PROBLEM DETAILS: Every line of the material below should be repeated exactly.

---

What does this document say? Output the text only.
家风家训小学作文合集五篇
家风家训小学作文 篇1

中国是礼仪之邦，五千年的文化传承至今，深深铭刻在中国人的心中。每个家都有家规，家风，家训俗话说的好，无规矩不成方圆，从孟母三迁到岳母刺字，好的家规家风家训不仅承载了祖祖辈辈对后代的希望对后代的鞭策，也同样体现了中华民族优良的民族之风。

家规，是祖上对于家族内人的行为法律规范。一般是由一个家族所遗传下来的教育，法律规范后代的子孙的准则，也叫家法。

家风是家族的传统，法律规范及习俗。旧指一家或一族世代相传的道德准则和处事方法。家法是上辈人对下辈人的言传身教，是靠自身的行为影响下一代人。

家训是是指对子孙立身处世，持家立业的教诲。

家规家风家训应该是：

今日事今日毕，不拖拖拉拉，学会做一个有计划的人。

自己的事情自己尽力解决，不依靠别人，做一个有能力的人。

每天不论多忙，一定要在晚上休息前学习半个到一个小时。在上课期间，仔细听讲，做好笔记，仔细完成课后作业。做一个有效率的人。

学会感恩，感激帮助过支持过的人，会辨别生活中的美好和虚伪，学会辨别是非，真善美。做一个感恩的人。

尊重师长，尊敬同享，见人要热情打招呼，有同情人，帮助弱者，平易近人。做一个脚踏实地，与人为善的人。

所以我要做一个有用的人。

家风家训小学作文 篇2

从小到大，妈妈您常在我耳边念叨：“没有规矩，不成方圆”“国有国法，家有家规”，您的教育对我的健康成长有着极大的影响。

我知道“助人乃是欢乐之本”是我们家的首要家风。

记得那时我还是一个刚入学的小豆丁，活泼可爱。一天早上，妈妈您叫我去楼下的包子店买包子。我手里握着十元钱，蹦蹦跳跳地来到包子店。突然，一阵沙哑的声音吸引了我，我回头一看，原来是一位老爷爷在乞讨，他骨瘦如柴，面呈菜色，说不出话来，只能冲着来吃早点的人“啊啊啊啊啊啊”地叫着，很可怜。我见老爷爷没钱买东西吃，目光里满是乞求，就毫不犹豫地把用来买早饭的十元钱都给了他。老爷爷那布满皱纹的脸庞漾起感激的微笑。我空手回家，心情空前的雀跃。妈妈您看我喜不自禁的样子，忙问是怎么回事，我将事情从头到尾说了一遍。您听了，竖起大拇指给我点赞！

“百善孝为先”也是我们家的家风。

---

OUTPUT:
What does this document say? Output the text only.
家风家训小学作文合集五篇
家风家训小学作文 篇1

中国是礼仪之邦，五千年的文化传承至今，深深铭刻在中国人的心中。每个家都有家规，家风，家训俗话说的好，无规矩不成方圆，从孟母三迁到岳母刺字，好的家规家风家训不仅承载了祖祖辈辈对后代的希望对后代的鞭策，也同样体现了中华民族优良的民族之风。

家规，是祖上对于家族内人的行为法律规范。一般是由一个家族所遗传下来的教育，法律规范后代的子孙的准则，也叫家法。

家风是家族的传统，法律规范及习俗。旧指一家或一族世代相传的道德准则和处事方法。家法是上辈人对下辈人的言传身教，是靠自身的行为影响下一代人。

家训是是指对子孙立身处世，持家立业的教诲。

家规家风家训应该是：

今日事今日毕，不拖拖拉拉，学会做一个有计划的人。

自己的事情自己尽力解决，不依靠别人，做一个有能力的人。

每天不论多忙，一定要在晚上休息前学习半个到一个小时。在上课期间，仔细听讲，做好笔记，仔细完成课后作业。做一个有效率的人。

学会感恩，感激帮助过支持过的人，会辨别生活中的美好和虚伪，学会辨别是非，真善美。做一个感恩的人。

尊重师长，尊敬同享，见人要热情打招呼，有同情人，帮助弱者，平易近人。做一个脚踏实地，与人为善的人。

所以我要做一个有用的人。

家风家训小学作文 篇2

从小到大，妈妈您常在我耳边念叨：“没有规矩，不成方圆”“国有国法，家有家规”，您的教育对我的健康成长有着极大的影响。

我知道“助人乃是欢乐之本”是我们家的首要家风。

记得那时我还是一个刚入学的小豆丁，活泼可爱。一天早上，妈妈您叫我去楼下的包子店买包子。我手里握着十元钱，蹦蹦跳跳地来到包子店。突然，一阵沙哑的声音吸引了我，我回头一看，原来是一位老爷爷在乞讨，他骨瘦如柴，面呈菜色，说不出话来，只能冲着来吃早点的人“啊啊啊啊啊啊”地叫着，很可怜。我见老爷爷没钱买东西吃，目光里满是乞求，就毫不犹豫地把用来买早饭的十元钱都给了他。老爷爷那布满皱纹的脸庞漾起感激的微笑。我空手回家，心情空前的雀跃。妈妈您看我喜不自禁的样子，忙问是怎么回事，我将事情从头到尾说了一遍。您听了，竖起大拇指给我点赞！

“百善孝为先”也是我们家的家风。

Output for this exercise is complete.